Items listed in a dataset:

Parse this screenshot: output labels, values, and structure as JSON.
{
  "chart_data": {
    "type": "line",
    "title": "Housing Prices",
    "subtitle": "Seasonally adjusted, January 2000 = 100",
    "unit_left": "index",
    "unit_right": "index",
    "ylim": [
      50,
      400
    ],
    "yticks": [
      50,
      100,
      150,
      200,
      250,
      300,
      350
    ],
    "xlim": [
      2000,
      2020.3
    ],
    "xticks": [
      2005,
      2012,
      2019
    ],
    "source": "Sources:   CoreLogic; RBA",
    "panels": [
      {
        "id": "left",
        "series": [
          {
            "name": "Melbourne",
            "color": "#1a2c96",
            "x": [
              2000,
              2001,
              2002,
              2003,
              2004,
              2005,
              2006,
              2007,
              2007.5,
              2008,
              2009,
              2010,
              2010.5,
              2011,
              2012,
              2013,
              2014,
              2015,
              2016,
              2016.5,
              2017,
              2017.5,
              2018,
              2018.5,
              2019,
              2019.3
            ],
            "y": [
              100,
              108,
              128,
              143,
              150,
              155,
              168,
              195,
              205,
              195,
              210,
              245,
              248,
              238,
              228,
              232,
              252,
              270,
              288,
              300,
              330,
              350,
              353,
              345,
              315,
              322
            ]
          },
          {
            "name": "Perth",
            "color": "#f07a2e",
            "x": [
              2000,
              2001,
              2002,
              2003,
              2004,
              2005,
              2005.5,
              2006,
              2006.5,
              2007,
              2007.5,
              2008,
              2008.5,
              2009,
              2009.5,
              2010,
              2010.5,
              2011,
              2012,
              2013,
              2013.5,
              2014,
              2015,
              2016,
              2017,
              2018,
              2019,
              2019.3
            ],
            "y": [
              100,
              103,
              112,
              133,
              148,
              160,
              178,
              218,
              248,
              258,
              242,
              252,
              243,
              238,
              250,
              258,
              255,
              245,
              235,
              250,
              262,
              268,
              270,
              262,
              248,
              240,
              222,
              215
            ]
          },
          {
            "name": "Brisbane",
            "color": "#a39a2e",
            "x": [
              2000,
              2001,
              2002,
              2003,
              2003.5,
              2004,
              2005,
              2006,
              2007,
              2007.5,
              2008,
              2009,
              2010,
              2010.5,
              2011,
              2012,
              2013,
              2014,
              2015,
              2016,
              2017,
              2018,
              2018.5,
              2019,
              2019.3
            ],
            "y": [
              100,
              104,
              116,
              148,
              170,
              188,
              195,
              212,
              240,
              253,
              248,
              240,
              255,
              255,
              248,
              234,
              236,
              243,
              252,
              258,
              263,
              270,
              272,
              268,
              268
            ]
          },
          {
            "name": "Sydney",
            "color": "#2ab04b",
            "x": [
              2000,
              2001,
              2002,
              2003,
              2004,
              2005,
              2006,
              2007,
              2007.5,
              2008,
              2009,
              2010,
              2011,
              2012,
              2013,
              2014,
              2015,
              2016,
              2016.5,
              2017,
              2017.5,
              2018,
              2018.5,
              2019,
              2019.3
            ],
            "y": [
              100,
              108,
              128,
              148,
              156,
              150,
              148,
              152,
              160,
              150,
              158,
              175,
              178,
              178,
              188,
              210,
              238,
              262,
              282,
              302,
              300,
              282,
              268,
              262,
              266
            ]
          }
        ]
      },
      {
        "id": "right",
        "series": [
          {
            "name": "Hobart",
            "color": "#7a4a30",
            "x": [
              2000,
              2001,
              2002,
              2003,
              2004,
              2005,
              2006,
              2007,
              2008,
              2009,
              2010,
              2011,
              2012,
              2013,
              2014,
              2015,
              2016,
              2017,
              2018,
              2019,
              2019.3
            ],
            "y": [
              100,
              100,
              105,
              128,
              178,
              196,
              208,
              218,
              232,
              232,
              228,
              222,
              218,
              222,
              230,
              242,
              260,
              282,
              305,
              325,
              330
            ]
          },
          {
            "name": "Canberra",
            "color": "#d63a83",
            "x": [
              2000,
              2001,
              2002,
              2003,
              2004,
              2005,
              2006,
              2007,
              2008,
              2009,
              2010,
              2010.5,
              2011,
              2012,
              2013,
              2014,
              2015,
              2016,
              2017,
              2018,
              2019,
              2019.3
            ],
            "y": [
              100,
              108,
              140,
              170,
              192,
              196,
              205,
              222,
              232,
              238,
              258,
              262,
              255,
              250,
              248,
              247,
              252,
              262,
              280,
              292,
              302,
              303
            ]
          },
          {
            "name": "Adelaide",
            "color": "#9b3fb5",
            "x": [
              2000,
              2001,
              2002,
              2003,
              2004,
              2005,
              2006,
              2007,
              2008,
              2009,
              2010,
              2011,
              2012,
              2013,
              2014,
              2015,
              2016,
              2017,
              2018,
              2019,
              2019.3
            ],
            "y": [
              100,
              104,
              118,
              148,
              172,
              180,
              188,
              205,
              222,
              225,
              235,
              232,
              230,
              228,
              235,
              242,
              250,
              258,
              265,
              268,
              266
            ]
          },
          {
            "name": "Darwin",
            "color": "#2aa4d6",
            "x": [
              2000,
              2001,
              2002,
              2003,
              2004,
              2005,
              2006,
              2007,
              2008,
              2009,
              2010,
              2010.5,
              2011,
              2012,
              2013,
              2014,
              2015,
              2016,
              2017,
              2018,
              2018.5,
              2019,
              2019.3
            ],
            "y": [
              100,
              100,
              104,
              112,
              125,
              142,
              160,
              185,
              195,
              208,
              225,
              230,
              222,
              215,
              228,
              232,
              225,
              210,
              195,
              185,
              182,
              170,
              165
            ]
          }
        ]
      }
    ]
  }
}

[Required task]
Filter the records above for lines containing the word "name", and copy those lines.

[Task solution]
            "name": "Melbourne",
            "name": "Perth",
            "name": "Brisbane",
            "name": "Sydney",
            "name": "Hobart",
            "name": "Canberra",
            "name": "Adelaide",
            "name": "Darwin",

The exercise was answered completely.